> _WHAT THIS TASK INVOLVES_: Return each line of the listing below, unchanged, and omit the images.

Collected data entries
::::::::::

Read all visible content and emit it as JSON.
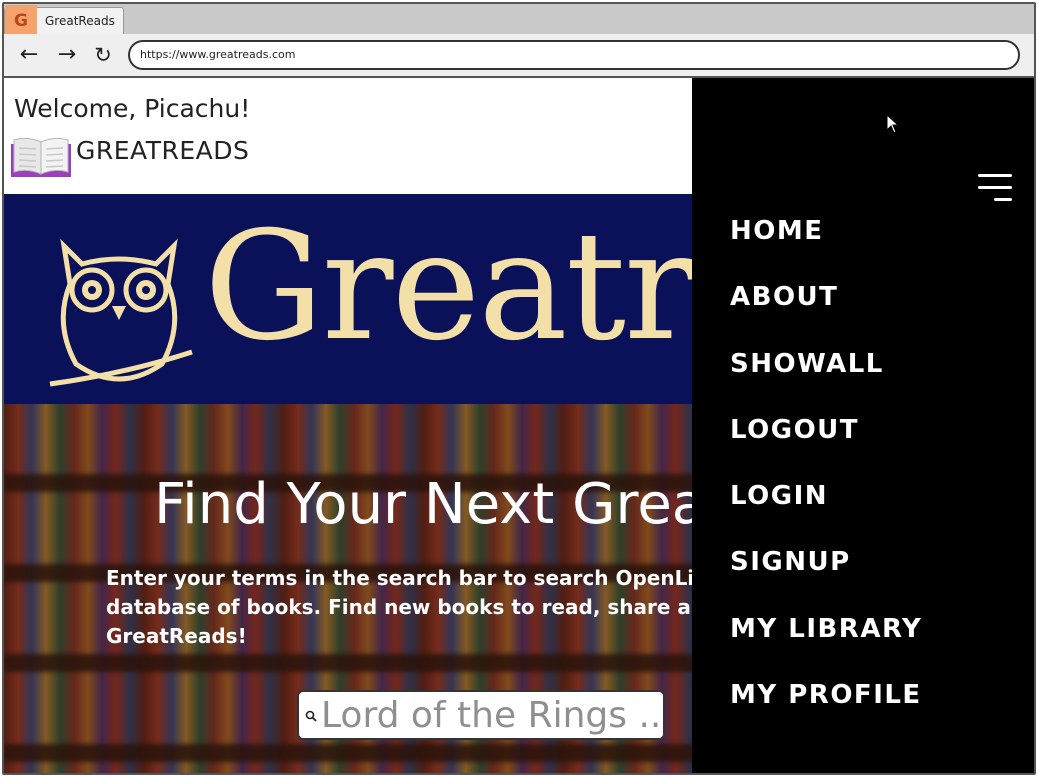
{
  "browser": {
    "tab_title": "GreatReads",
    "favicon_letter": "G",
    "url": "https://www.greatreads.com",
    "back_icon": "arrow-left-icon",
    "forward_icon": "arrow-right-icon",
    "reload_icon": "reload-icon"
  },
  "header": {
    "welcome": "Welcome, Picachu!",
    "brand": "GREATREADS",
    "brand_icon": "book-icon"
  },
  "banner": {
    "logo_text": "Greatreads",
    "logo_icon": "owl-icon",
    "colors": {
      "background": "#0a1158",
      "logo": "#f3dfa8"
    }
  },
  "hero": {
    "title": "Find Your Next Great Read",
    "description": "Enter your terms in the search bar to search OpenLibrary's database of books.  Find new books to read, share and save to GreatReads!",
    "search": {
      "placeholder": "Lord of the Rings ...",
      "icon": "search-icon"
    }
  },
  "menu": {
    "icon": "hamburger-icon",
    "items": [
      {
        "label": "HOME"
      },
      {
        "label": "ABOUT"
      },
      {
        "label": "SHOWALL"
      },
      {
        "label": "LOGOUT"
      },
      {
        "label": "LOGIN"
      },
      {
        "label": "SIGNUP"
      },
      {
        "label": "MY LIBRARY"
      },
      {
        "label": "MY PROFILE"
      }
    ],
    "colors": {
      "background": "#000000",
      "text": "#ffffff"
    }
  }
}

::::::::::

> _TASK ANSWER_:
Read all visible content and emit it as JSON.
{
  "browser": {
    "tab_title": "GreatReads",
    "favicon_letter": "G",
    "url": "https://www.greatreads.com",
    "back_icon": "arrow-left-icon",
    "forward_icon": "arrow-right-icon",
    "reload_icon": "reload-icon"
  },
  "header": {
    "welcome": "Welcome, Picachu!",
    "brand": "GREATREADS",
    "brand_icon": "book-icon"
  },
  "banner": {
    "logo_text": "Greatreads",
    "logo_icon": "owl-icon",
    "colors": {
      "background": "#0a1158",
      "logo": "#f3dfa8"
    }
  },
  "hero": {
    "title": "Find Your Next Great Read",
    "description": "Enter your terms in the search bar to search OpenLibrary's database of books.  Find new books to read, share and save to GreatReads!",
    "search": {
      "placeholder": "Lord of the Rings ...",
      "icon": "search-icon"
    }
  },
  "menu": {
    "icon": "hamburger-icon",
    "items": [
      {
        "label": "HOME"
      },
      {
        "label": "ABOUT"
      },
      {
        "label": "SHOWALL"
      },
      {
        "label": "LOGOUT"
      },
      {
        "label": "LOGIN"
      },
      {
        "label": "SIGNUP"
      },
      {
        "label": "MY LIBRARY"
      },
      {
        "label": "MY PROFILE"
      }
    ],
    "colors": {
      "background": "#000000",
      "text": "#ffffff"
    }
  }
}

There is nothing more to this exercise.